"""
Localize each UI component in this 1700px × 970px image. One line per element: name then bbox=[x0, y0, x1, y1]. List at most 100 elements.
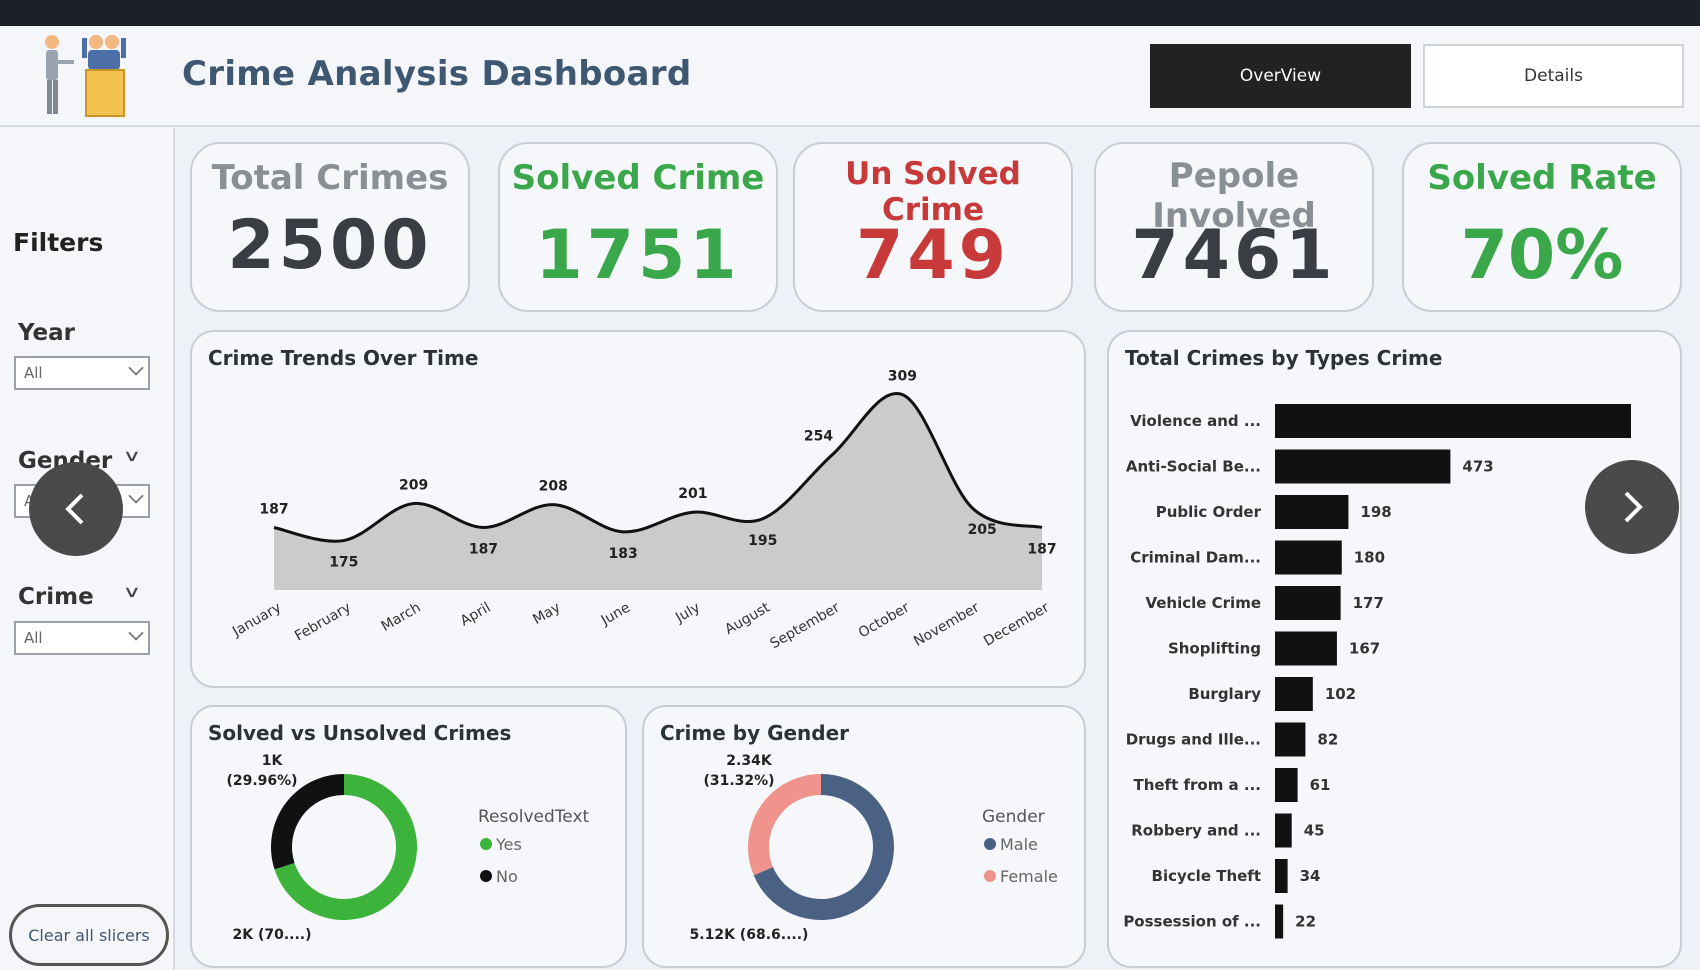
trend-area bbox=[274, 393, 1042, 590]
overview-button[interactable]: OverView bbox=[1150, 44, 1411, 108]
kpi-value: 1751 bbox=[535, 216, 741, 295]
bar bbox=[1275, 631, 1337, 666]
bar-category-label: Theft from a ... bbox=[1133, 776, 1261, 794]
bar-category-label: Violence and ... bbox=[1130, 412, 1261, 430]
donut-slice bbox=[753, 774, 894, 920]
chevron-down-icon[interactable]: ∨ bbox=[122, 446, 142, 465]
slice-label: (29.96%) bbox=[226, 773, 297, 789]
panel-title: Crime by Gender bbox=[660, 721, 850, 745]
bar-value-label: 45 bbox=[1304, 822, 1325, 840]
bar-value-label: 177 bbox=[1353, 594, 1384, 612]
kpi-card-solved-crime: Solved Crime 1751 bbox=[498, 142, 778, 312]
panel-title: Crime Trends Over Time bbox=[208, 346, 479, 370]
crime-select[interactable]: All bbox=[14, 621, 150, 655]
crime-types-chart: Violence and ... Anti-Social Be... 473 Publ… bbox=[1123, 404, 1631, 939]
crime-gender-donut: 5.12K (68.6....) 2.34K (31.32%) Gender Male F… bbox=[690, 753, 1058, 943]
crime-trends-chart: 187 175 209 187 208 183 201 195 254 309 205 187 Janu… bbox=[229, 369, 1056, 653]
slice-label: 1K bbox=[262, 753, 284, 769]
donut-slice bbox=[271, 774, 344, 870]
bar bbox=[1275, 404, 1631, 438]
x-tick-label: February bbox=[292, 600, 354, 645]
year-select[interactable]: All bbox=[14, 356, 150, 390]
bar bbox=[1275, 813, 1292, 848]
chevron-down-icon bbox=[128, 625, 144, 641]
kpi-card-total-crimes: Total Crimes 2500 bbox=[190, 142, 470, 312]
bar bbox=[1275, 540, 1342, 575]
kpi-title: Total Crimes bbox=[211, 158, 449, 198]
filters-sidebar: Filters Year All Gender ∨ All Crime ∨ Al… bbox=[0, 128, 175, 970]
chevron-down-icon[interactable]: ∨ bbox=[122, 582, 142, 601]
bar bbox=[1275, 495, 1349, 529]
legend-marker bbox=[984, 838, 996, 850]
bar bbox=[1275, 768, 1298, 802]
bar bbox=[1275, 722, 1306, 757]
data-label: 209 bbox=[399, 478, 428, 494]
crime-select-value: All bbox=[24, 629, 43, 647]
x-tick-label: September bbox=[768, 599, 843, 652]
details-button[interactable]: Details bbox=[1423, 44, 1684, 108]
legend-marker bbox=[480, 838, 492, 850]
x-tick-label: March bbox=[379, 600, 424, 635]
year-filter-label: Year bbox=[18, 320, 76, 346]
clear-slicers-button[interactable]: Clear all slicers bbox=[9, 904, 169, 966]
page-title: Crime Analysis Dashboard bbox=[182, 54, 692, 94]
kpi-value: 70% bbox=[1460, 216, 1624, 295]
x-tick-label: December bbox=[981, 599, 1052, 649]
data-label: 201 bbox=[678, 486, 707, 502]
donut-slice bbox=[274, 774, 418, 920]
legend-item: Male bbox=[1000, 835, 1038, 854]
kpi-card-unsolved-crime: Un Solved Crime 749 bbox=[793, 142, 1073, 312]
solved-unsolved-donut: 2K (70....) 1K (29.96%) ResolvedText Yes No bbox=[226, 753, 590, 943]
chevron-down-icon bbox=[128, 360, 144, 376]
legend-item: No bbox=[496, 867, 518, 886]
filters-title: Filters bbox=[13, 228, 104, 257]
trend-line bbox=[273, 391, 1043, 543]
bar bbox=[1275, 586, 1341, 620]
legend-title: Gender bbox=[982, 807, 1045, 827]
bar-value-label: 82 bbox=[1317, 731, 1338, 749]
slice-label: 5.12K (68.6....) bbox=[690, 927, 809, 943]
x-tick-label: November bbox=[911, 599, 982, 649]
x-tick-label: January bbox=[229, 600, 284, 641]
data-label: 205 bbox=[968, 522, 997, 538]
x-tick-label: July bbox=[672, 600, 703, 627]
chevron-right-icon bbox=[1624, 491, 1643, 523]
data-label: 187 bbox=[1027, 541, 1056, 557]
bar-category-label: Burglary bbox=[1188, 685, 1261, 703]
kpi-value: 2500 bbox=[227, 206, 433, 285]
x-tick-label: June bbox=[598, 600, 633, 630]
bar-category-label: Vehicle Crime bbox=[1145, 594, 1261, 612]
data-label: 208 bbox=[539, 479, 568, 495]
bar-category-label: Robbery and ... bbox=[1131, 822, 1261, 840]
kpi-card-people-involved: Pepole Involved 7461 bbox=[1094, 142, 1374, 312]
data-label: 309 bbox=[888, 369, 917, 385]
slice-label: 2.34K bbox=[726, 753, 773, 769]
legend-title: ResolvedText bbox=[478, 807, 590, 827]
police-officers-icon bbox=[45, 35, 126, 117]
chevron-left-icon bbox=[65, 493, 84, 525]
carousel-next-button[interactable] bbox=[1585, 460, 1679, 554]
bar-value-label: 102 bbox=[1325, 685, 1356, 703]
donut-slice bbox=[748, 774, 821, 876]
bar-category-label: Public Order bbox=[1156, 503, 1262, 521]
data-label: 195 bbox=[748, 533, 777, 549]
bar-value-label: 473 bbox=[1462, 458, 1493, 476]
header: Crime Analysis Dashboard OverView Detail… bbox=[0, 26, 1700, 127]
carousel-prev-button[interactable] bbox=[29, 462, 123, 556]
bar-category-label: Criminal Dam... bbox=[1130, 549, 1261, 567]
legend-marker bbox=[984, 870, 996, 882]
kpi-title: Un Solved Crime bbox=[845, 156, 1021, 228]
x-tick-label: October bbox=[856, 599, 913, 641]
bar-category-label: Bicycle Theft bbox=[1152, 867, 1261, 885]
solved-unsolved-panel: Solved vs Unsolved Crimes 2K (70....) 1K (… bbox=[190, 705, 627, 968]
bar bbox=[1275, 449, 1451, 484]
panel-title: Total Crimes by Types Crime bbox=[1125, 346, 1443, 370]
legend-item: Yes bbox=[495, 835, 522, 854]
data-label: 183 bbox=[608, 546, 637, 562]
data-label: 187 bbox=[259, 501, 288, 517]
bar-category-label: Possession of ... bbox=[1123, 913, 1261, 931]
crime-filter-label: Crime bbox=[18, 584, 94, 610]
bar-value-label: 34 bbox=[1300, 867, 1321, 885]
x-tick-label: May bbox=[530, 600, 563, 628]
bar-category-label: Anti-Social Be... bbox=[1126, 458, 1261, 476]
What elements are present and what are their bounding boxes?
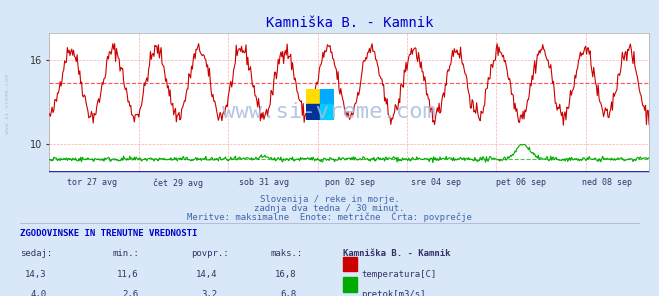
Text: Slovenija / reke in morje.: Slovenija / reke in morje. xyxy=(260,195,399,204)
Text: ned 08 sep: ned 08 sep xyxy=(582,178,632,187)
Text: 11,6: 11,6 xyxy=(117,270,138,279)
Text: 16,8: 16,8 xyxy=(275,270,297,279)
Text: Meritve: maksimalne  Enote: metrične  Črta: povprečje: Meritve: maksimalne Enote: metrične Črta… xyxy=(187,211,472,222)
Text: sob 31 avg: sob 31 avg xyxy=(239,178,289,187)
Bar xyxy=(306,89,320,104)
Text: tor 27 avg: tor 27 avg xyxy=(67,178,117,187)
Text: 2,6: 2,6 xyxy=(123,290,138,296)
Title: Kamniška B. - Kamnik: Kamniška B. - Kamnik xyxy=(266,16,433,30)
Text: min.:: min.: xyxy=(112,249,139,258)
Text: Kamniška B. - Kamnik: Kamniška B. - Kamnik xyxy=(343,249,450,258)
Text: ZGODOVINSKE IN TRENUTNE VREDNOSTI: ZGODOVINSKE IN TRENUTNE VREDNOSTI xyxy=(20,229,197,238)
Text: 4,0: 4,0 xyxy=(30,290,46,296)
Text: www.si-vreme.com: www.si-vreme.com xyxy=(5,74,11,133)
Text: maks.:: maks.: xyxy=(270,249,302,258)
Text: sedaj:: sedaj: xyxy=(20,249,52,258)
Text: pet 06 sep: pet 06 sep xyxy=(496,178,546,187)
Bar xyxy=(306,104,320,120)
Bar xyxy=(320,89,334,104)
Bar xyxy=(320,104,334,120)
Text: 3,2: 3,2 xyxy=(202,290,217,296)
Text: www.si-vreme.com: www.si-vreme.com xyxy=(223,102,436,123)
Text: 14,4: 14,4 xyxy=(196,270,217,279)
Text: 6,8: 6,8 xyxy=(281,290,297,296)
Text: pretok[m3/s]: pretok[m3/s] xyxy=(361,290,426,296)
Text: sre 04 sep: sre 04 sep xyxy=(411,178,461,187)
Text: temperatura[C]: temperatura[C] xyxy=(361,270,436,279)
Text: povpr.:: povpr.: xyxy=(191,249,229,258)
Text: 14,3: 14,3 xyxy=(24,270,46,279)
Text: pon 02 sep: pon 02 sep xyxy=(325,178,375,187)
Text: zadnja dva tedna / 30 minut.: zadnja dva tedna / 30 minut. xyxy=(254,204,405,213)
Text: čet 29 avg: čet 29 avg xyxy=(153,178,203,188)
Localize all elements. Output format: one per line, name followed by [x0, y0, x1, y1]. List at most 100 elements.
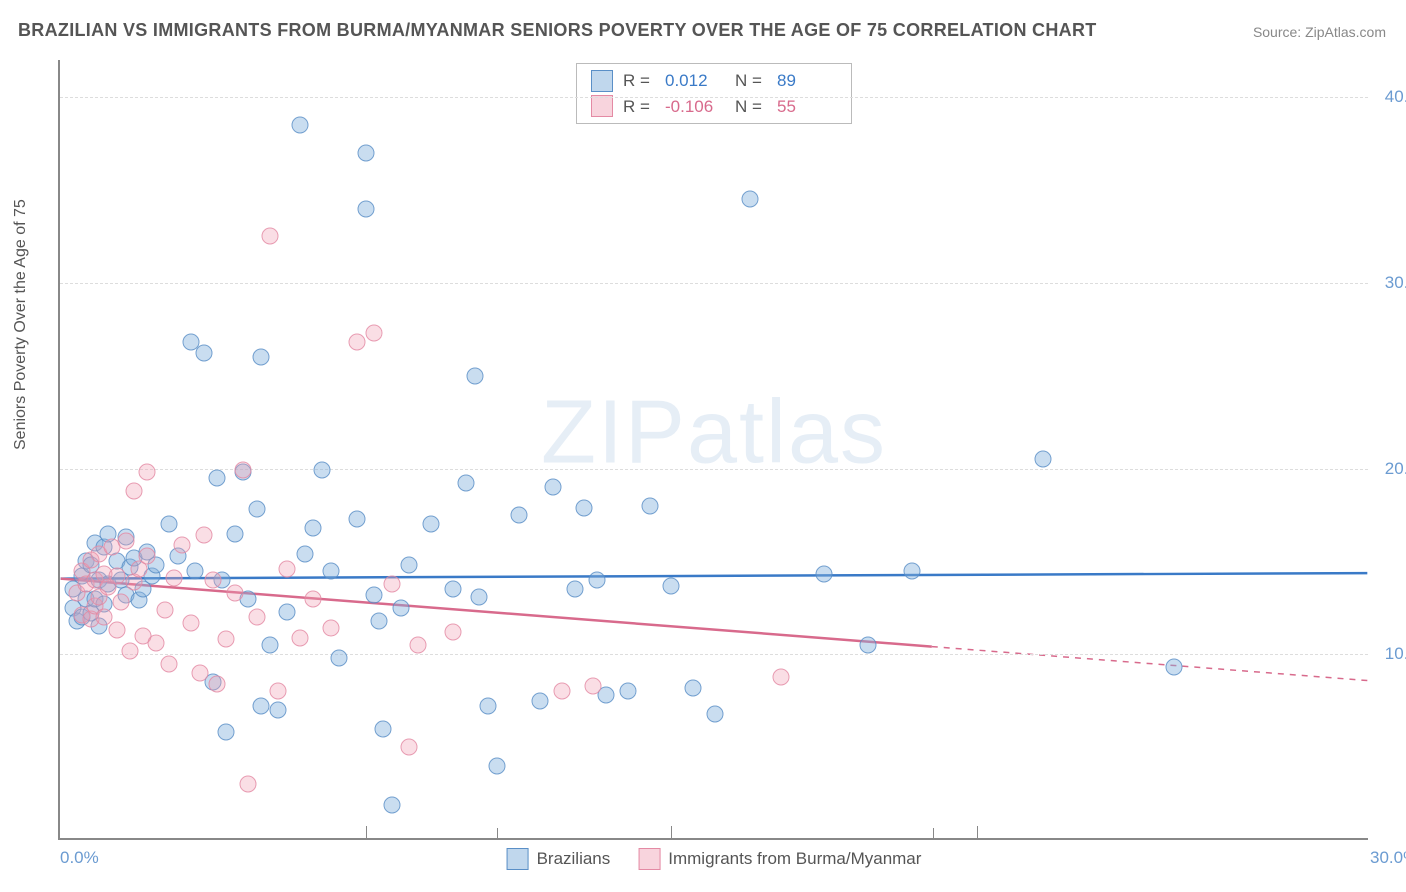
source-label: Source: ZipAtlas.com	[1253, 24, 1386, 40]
"""
(Your goal): Duplicate the listing from the line containing "trend-area bbox=[274, 393, 1042, 590]" through the line containing "bar-category-label: Theft from", reproducing each line precisely.

(Exercise result):
trend-area bbox=[274, 393, 1042, 590]
overview-button[interactable]: OverView bbox=[1150, 44, 1411, 108]
kpi-value: 1751 bbox=[535, 216, 741, 295]
bar bbox=[1275, 631, 1337, 666]
bar-category-label: Theft from a ... bbox=[1133, 776, 1261, 794]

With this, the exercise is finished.